[Task statement]
Retype, word for word, every line starting at the line with "What's the underlying" and ending with the final line of the entries; skip the pictures.

Excerpts from a figure dataset:
-- Begin --
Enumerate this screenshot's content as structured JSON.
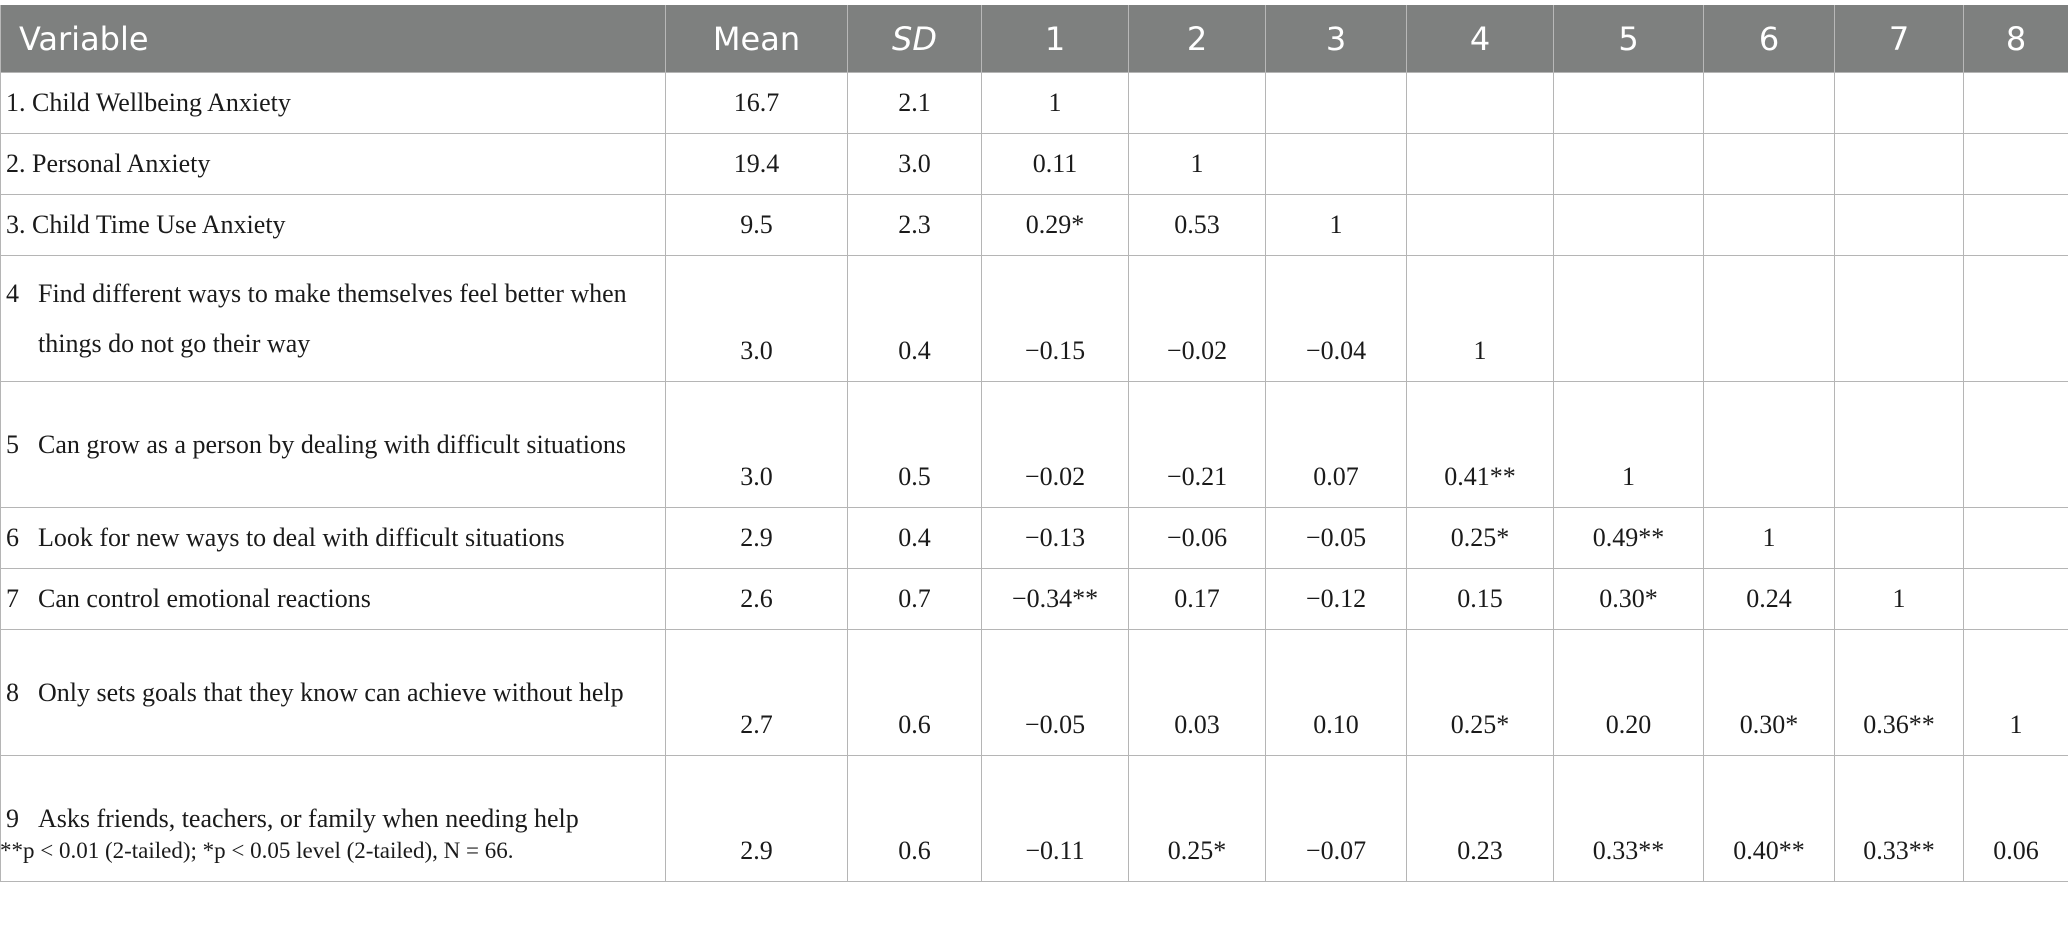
{
  "headers": [
    "Variable",
    "Mean",
    "SD",
    "1",
    "2",
    "3",
    "4",
    "5",
    "6",
    "7",
    "8"
  ],
  "rows": [
    {
      "num": "",
      "variable": "1. Child Wellbeing Anxiety",
      "mean": "16.7",
      "sd": "2.1",
      "c1": "1",
      "c2": "",
      "c3": "",
      "c4": "",
      "c5": "",
      "c6": "",
      "c7": "",
      "c8": ""
    },
    {
      "num": "",
      "variable": "2. Personal Anxiety",
      "mean": "19.4",
      "sd": "3.0",
      "c1": "0.11",
      "c2": "1",
      "c3": "",
      "c4": "",
      "c5": "",
      "c6": "",
      "c7": "",
      "c8": ""
    },
    {
      "num": "",
      "variable": "3. Child Time Use Anxiety",
      "mean": "9.5",
      "sd": "2.3",
      "c1": "0.29*",
      "c2": "0.53",
      "c3": "1",
      "c4": "",
      "c5": "",
      "c6": "",
      "c7": "",
      "c8": ""
    },
    {
      "num": "4",
      "variable": "Find different ways to make themselves feel better when things do not go their way",
      "mean": "3.0",
      "sd": "0.4",
      "c1": "−0.15",
      "c2": "−0.02",
      "c3": "−0.04",
      "c4": "1",
      "c5": "",
      "c6": "",
      "c7": "",
      "c8": ""
    },
    {
      "num": "5",
      "variable": "Can grow as a person by dealing with difficult situations",
      "mean": "3.0",
      "sd": "0.5",
      "c1": "−0.02",
      "c2": "−0.21",
      "c3": "0.07",
      "c4": "0.41**",
      "c5": "1",
      "c6": "",
      "c7": "",
      "c8": ""
    },
    {
      "num": "6",
      "variable": "Look for new ways to deal with difficult situations",
      "mean": "2.9",
      "sd": "0.4",
      "c1": "−0.13",
      "c2": "−0.06",
      "c3": "−0.05",
      "c4": "0.25*",
      "c5": "0.49**",
      "c6": "1",
      "c7": "",
      "c8": ""
    },
    {
      "num": "7",
      "variable": "Can control emotional reactions",
      "mean": "2.6",
      "sd": "0.7",
      "c1": "−0.34**",
      "c2": "0.17",
      "c3": "−0.12",
      "c4": "0.15",
      "c5": "0.30*",
      "c6": "0.24",
      "c7": "1",
      "c8": ""
    },
    {
      "num": "8",
      "variable": "Only sets goals that they know can achieve without help",
      "mean": "2.7",
      "sd": "0.6",
      "c1": "−0.05",
      "c2": "0.03",
      "c3": "0.10",
      "c4": "0.25*",
      "c5": "0.20",
      "c6": "0.30*",
      "c7": "0.36**",
      "c8": "1"
    },
    {
      "num": "9",
      "variable": "Asks friends, teachers, or family when needing help",
      "mean": "2.9",
      "sd": "0.6",
      "c1": "−0.11",
      "c2": "0.25*",
      "c3": "−0.07",
      "c4": "0.23",
      "c5": "0.33**",
      "c6": "0.40**",
      "c7": "0.33**",
      "c8": "0.06"
    }
  ],
  "footnote": "**p < 0.01 (2-tailed); *p < 0.05 level (2-tailed), N = 66."
}
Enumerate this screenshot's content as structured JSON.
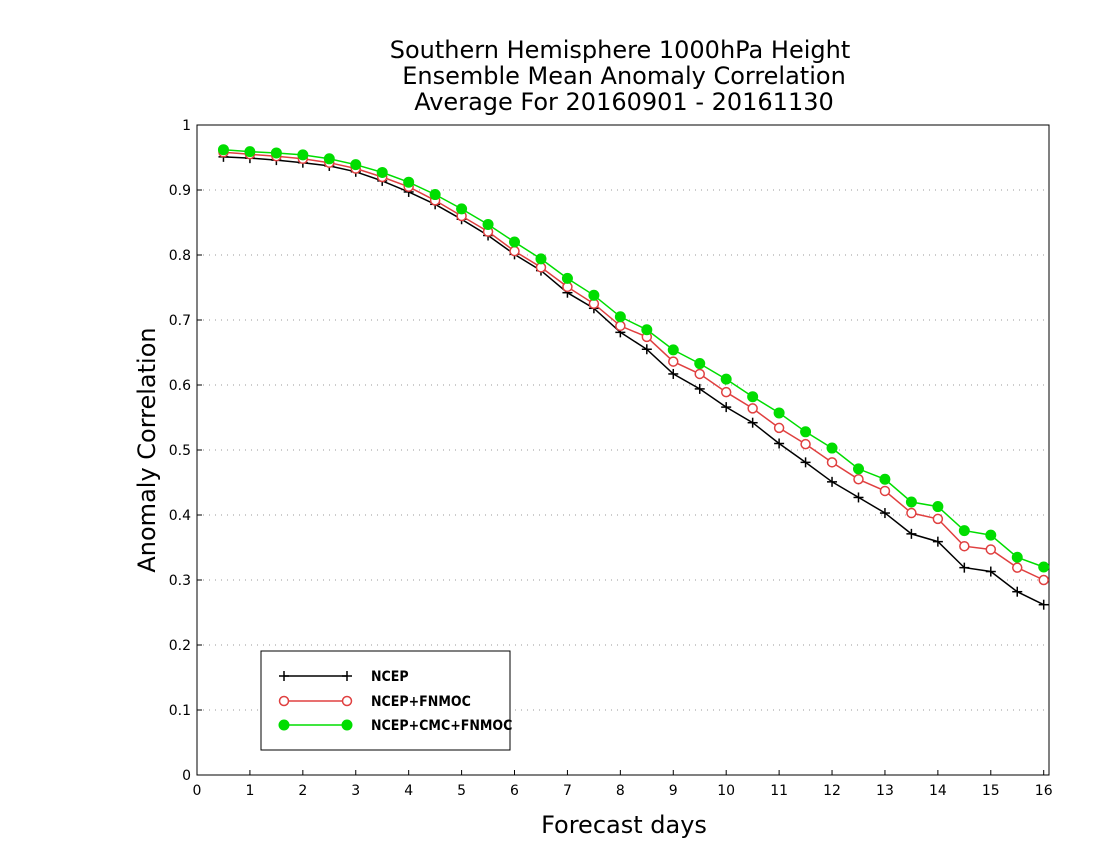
{
  "chart_data": {
    "type": "line",
    "title": [
      "Southern Hemisphere 1000hPa Height",
      "Ensemble Mean Anomaly Correlation",
      "Average For 20160901 - 20161130"
    ],
    "xlabel": "Forecast days",
    "ylabel": "Anomaly Correlation",
    "xlim": [
      0,
      16.1
    ],
    "ylim": [
      0,
      1
    ],
    "xticks": [
      "0",
      "1",
      "2",
      "3",
      "4",
      "5",
      "6",
      "7",
      "8",
      "9",
      "10",
      "11",
      "12",
      "13",
      "14",
      "15",
      "16"
    ],
    "yticks": [
      "0",
      "0.1",
      "0.2",
      "0.3",
      "0.4",
      "0.5",
      "0.6",
      "0.7",
      "0.8",
      "0.9",
      "1"
    ],
    "grid": "dotted horizontal",
    "legend_position": "bottom-left",
    "x": [
      0.5,
      1,
      1.5,
      2,
      2.5,
      3,
      3.5,
      4,
      4.5,
      5,
      5.5,
      6,
      6.5,
      7,
      7.5,
      8,
      8.5,
      9,
      9.5,
      10,
      10.5,
      11,
      11.5,
      12,
      12.5,
      13,
      13.5,
      14,
      14.5,
      15,
      15.5,
      16
    ],
    "series": [
      {
        "name": "NCEP",
        "color": "#000000",
        "marker": "plus",
        "values": [
          0.951,
          0.949,
          0.946,
          0.942,
          0.937,
          0.928,
          0.914,
          0.897,
          0.878,
          0.855,
          0.83,
          0.801,
          0.776,
          0.742,
          0.718,
          0.681,
          0.655,
          0.617,
          0.594,
          0.566,
          0.542,
          0.51,
          0.481,
          0.451,
          0.427,
          0.403,
          0.371,
          0.359,
          0.319,
          0.313,
          0.282,
          0.262
        ]
      },
      {
        "name": "NCEP+FNMOC",
        "color": "#e04040",
        "marker": "open-circle",
        "values": [
          0.958,
          0.955,
          0.952,
          0.948,
          0.942,
          0.933,
          0.92,
          0.905,
          0.884,
          0.86,
          0.836,
          0.806,
          0.781,
          0.751,
          0.725,
          0.691,
          0.674,
          0.636,
          0.617,
          0.589,
          0.564,
          0.534,
          0.509,
          0.481,
          0.455,
          0.437,
          0.403,
          0.394,
          0.352,
          0.347,
          0.319,
          0.3
        ]
      },
      {
        "name": "NCEP+CMC+FNMOC",
        "color": "#00dd00",
        "marker": "filled-circle",
        "values": [
          0.962,
          0.959,
          0.957,
          0.954,
          0.948,
          0.939,
          0.927,
          0.912,
          0.893,
          0.871,
          0.847,
          0.82,
          0.794,
          0.764,
          0.738,
          0.705,
          0.685,
          0.654,
          0.633,
          0.609,
          0.582,
          0.557,
          0.528,
          0.503,
          0.471,
          0.455,
          0.42,
          0.413,
          0.376,
          0.369,
          0.335,
          0.32
        ]
      }
    ]
  }
}
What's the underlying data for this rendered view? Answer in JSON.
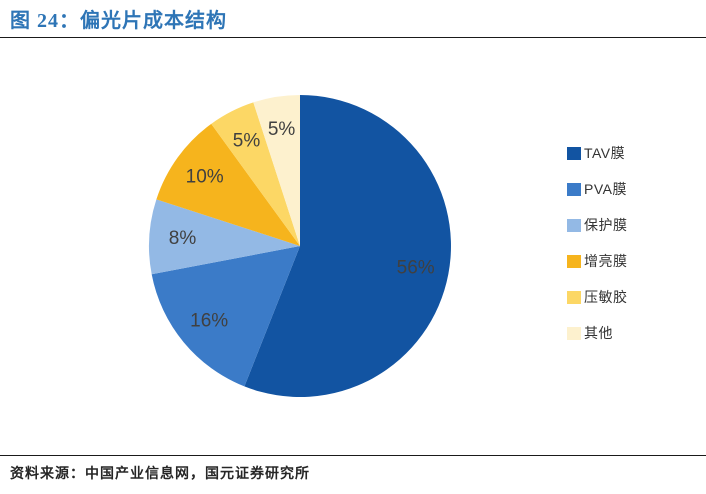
{
  "figure": {
    "title": "图 24：偏光片成本结构",
    "source": "资料来源：中国产业信息网，国元证券研究所"
  },
  "colors": {
    "title_text": "#2E75B6",
    "divider": "#1a1a1a",
    "slice_label_text": "#404040",
    "legend_text": "#333333"
  },
  "chart_data": {
    "type": "pie",
    "title": "偏光片成本结构",
    "categories": [
      "TAV膜",
      "PVA膜",
      "保护膜",
      "增亮膜",
      "压敏胶",
      "其他"
    ],
    "values": [
      56,
      16,
      8,
      10,
      5,
      5
    ],
    "labels": [
      "56%",
      "16%",
      "8%",
      "10%",
      "5%",
      "5%"
    ],
    "colors": [
      "#1254A2",
      "#3B7BC8",
      "#93B9E5",
      "#F6B41D",
      "#FCD765",
      "#FDF1CE"
    ],
    "start_angle_deg": 0,
    "direction": "clockwise",
    "legend_position": "right",
    "data_labels": "percent-inside"
  }
}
-- End --
[Response to the task]
What's the underlying data for this rendered view? Answer in JSON.
{
  "figure": {
    "title": "图 24：偏光片成本结构",
    "source": "资料来源：中国产业信息网，国元证券研究所"
  },
  "colors": {
    "title_text": "#2E75B6",
    "divider": "#1a1a1a",
    "slice_label_text": "#404040",
    "legend_text": "#333333"
  },
  "chart_data": {
    "type": "pie",
    "title": "偏光片成本结构",
    "categories": [
      "TAV膜",
      "PVA膜",
      "保护膜",
      "增亮膜",
      "压敏胶",
      "其他"
    ],
    "values": [
      56,
      16,
      8,
      10,
      5,
      5
    ],
    "labels": [
      "56%",
      "16%",
      "8%",
      "10%",
      "5%",
      "5%"
    ],
    "colors": [
      "#1254A2",
      "#3B7BC8",
      "#93B9E5",
      "#F6B41D",
      "#FCD765",
      "#FDF1CE"
    ],
    "start_angle_deg": 0,
    "direction": "clockwise",
    "legend_position": "right",
    "data_labels": "percent-inside"
  }
}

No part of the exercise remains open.